Job
Write out each line exactly as given. Leave the pictures out of your copy.

Provided information
>>>
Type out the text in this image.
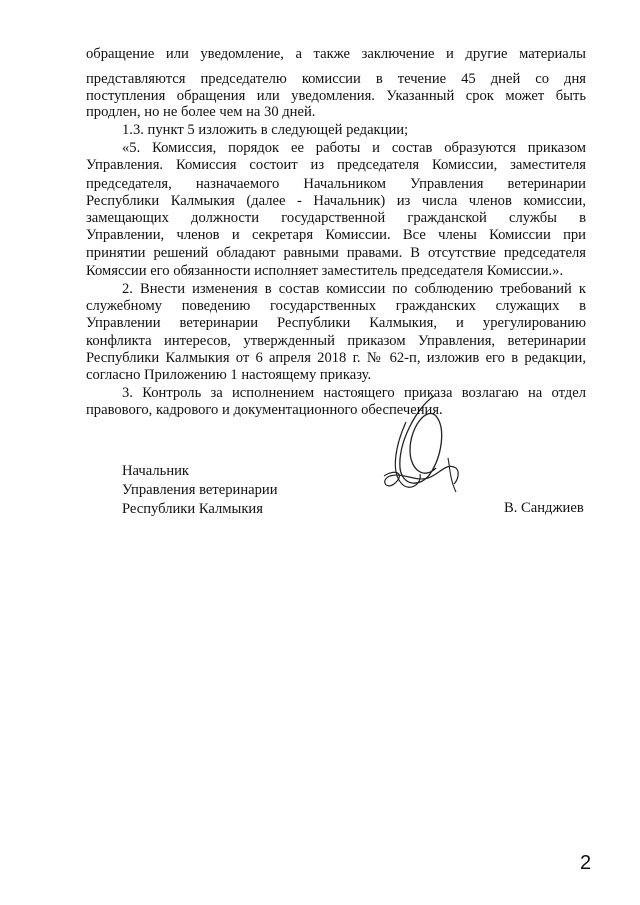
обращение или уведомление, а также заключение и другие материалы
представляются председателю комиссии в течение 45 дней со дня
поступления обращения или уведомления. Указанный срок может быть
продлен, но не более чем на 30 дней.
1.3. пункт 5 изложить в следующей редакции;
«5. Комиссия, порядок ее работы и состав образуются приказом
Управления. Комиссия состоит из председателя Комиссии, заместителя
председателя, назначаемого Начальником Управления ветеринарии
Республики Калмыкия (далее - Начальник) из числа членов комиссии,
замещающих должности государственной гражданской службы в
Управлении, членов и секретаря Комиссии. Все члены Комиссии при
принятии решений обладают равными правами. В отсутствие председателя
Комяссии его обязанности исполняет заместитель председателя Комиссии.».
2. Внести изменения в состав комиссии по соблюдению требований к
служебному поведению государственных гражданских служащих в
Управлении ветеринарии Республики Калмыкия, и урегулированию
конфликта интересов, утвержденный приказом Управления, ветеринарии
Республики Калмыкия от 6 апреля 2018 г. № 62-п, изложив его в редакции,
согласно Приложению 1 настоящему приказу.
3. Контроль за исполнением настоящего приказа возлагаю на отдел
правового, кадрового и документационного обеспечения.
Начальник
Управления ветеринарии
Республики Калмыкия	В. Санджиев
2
<<<
Answer to the problem
Type out the text in this image.
обращение или уведомление, а также заключение и другие материалы
представляются председателю комиссии в течение 45 дней со дня
поступления обращения или уведомления. Указанный срок может быть
продлен, но не более чем на 30 дней.
1.3. пункт 5 изложить в следующей редакции;
«5. Комиссия, порядок ее работы и состав образуются приказом
Управления. Комиссия состоит из председателя Комиссии, заместителя
председателя, назначаемого Начальником Управления ветеринарии
Республики Калмыкия (далее - Начальник) из числа членов комиссии,
замещающих должности государственной гражданской службы в
Управлении, членов и секретаря Комиссии. Все члены Комиссии при
принятии решений обладают равными правами. В отсутствие председателя
Комяссии его обязанности исполняет заместитель председателя Комиссии.».
2. Внести изменения в состав комиссии по соблюдению требований к
служебному поведению государственных гражданских служащих в
Управлении ветеринарии Республики Калмыкия, и урегулированию
конфликта интересов, утвержденный приказом Управления, ветеринарии
Республики Калмыкия от 6 апреля 2018 г. № 62-п, изложив его в редакции,
согласно Приложению 1 настоящему приказу.
3. Контроль за исполнением настоящего приказа возлагаю на отдел
правового, кадрового и документационного обеспечения.
Начальник
Управления ветеринарии
Республики Калмыкия	В. Санджиев
2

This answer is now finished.